Challenge:
Check each line of the listing for the string "JSON", then state how many lines have it. Only the number is wanted.

[Start Dataset]

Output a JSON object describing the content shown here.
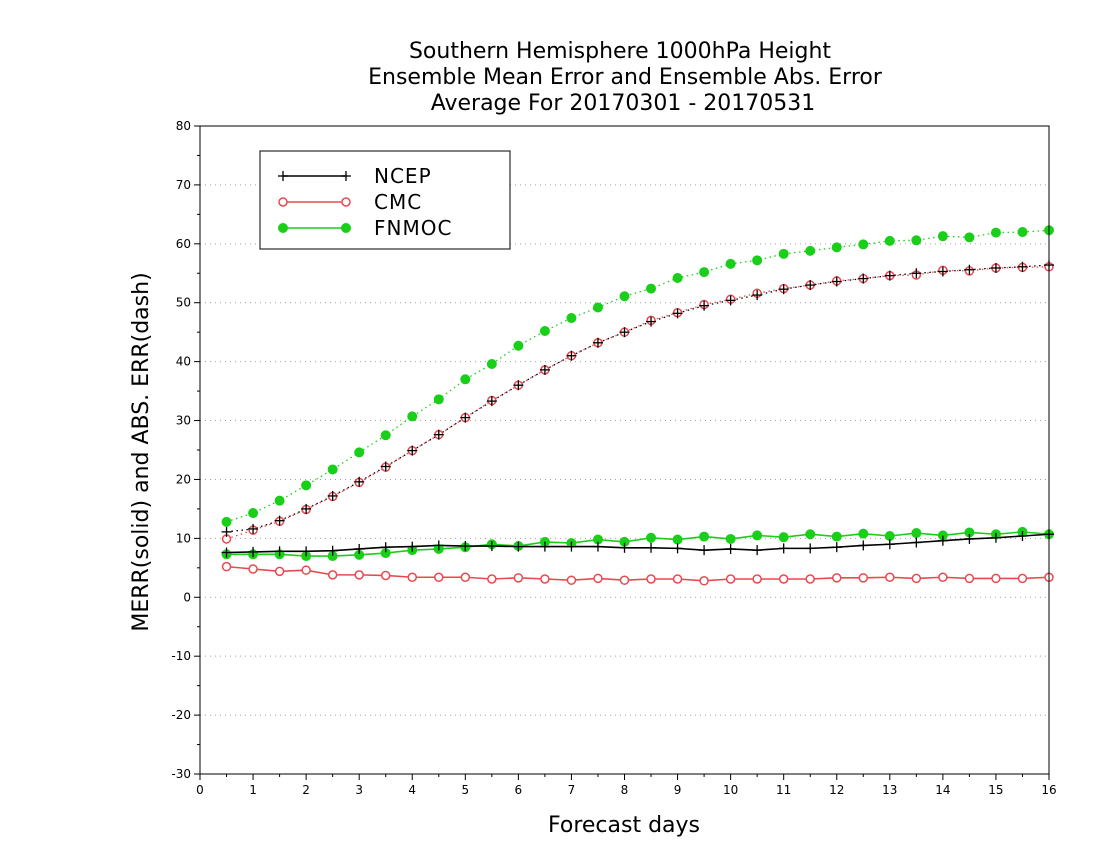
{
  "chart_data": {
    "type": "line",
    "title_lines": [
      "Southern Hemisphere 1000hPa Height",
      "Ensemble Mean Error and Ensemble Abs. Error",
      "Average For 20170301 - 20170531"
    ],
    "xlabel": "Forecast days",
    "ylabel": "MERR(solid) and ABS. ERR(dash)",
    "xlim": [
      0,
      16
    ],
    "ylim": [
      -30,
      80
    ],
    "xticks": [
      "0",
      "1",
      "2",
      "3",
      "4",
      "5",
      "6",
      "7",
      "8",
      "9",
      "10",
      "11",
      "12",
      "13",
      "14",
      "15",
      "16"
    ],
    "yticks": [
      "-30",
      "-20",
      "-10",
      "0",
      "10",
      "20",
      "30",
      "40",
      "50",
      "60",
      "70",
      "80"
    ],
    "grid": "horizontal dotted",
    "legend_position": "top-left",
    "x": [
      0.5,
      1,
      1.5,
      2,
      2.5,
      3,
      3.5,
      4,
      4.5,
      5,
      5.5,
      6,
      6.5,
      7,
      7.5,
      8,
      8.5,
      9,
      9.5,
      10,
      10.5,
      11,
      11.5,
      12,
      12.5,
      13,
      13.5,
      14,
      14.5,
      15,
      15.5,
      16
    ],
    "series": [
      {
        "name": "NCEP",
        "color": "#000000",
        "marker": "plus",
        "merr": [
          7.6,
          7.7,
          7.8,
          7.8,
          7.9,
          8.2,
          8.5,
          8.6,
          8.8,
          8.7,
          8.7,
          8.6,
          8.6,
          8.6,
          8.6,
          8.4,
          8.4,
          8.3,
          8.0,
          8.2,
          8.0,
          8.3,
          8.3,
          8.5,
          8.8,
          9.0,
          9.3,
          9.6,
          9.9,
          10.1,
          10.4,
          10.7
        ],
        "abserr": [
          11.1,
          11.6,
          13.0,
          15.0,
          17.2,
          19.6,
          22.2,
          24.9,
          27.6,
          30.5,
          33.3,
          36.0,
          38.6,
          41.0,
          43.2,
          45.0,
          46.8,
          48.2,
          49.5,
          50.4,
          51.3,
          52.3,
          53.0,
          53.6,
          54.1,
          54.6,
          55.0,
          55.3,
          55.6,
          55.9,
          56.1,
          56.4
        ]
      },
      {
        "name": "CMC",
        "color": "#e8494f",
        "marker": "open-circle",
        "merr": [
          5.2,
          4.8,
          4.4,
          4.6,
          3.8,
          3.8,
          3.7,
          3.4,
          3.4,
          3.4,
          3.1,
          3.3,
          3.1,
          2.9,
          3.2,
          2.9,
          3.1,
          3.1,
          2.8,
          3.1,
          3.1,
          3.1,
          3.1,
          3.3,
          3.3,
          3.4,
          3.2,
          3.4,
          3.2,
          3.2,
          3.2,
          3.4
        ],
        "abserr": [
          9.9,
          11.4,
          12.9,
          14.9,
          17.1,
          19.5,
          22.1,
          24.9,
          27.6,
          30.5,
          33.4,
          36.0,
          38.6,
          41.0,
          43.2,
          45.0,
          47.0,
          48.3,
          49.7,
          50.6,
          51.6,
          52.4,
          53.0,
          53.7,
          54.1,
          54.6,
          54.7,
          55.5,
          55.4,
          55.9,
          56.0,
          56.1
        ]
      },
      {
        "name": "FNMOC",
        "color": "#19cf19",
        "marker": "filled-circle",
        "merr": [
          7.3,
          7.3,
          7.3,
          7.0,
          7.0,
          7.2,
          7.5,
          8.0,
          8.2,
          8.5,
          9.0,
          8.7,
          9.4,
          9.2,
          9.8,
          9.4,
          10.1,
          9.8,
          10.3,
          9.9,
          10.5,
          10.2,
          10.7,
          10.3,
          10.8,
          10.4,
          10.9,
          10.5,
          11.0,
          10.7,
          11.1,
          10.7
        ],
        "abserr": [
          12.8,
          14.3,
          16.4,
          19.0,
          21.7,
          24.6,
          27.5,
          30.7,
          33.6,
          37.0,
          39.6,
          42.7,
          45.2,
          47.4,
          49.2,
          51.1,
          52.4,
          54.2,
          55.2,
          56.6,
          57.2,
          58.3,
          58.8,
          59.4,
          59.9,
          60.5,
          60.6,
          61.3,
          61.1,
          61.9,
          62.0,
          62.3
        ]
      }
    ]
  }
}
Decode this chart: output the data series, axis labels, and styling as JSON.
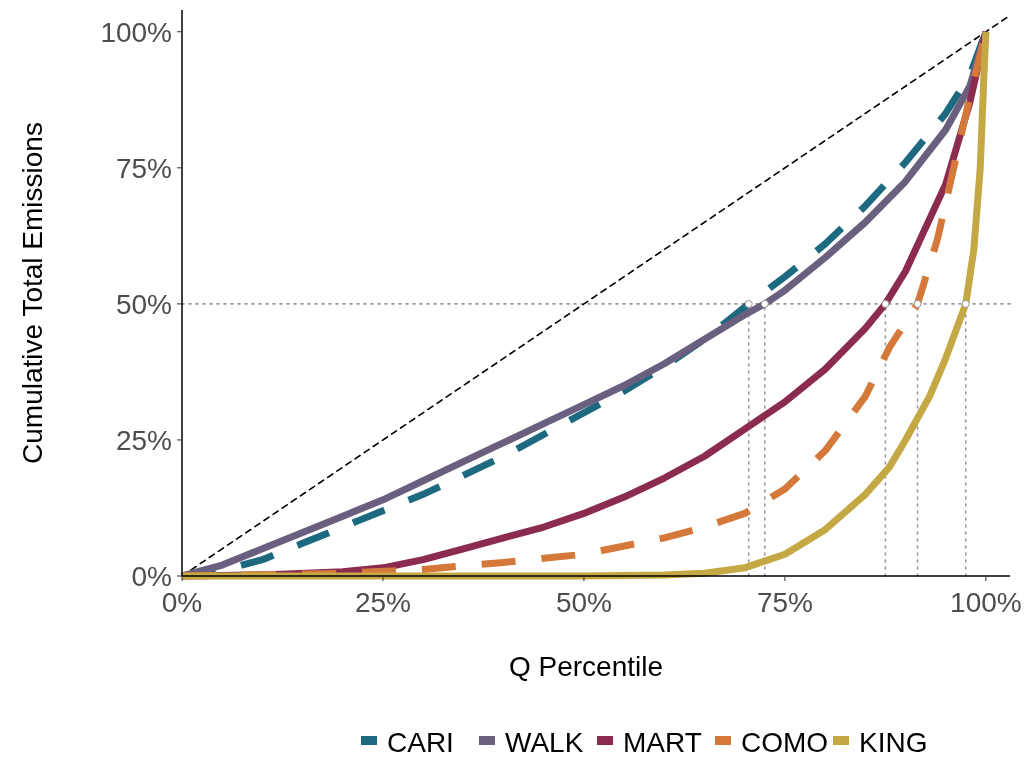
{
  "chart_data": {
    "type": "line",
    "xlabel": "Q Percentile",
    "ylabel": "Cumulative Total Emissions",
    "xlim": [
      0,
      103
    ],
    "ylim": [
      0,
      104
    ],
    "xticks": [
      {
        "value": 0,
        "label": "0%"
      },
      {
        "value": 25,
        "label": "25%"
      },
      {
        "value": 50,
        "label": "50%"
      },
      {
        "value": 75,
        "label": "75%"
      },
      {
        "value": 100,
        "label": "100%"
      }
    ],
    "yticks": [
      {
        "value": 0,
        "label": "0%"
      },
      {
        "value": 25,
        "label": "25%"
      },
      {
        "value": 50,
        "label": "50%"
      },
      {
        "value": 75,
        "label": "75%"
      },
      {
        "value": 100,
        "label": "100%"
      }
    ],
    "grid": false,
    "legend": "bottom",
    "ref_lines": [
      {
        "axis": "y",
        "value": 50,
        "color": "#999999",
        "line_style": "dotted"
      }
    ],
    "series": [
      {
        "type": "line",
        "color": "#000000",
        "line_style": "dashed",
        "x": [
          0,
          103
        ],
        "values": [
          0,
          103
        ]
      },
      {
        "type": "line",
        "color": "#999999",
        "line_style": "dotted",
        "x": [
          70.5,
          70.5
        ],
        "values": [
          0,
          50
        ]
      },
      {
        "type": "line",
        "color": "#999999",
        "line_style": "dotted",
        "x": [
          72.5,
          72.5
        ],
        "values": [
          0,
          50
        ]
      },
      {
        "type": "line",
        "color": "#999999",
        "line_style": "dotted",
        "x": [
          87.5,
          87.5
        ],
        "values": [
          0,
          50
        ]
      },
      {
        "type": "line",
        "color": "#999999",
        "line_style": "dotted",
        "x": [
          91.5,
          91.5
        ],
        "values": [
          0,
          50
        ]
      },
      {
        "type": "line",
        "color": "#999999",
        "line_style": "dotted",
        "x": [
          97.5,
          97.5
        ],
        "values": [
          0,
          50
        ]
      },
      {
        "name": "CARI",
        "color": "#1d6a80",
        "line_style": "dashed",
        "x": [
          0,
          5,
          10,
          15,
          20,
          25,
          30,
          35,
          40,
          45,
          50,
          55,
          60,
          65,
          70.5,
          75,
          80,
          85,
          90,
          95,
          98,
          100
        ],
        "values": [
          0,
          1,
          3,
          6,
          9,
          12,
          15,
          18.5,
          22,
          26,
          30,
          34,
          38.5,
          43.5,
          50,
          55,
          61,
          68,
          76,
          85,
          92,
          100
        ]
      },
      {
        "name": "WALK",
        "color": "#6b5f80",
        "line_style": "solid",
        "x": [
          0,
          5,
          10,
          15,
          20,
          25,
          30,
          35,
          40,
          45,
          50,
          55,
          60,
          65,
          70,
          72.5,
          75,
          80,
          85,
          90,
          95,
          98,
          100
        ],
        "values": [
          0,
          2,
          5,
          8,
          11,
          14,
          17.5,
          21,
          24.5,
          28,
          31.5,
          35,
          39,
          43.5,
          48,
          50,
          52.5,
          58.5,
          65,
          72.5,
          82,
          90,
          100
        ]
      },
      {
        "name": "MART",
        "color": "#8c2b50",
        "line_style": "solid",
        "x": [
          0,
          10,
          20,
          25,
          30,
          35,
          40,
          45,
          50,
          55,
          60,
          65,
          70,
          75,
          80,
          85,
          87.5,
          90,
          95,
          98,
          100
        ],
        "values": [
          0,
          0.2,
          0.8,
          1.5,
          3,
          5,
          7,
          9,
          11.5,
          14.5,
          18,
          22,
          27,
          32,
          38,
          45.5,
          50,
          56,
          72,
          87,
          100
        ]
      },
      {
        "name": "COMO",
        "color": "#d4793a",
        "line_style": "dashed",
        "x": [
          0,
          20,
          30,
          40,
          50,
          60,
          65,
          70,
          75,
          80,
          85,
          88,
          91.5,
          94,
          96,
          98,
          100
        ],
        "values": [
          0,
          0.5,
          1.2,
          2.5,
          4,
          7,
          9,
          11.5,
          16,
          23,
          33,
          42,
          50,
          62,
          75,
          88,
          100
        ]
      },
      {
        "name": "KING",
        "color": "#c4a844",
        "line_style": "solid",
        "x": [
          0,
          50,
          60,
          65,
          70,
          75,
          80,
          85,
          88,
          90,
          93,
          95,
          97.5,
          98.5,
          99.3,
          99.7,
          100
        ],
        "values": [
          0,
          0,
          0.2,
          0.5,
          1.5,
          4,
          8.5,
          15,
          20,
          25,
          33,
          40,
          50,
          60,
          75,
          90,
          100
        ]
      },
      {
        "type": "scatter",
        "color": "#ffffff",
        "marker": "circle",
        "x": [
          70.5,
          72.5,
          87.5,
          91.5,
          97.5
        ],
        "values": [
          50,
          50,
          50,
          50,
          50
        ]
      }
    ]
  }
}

[End Dataset]

Final result:
2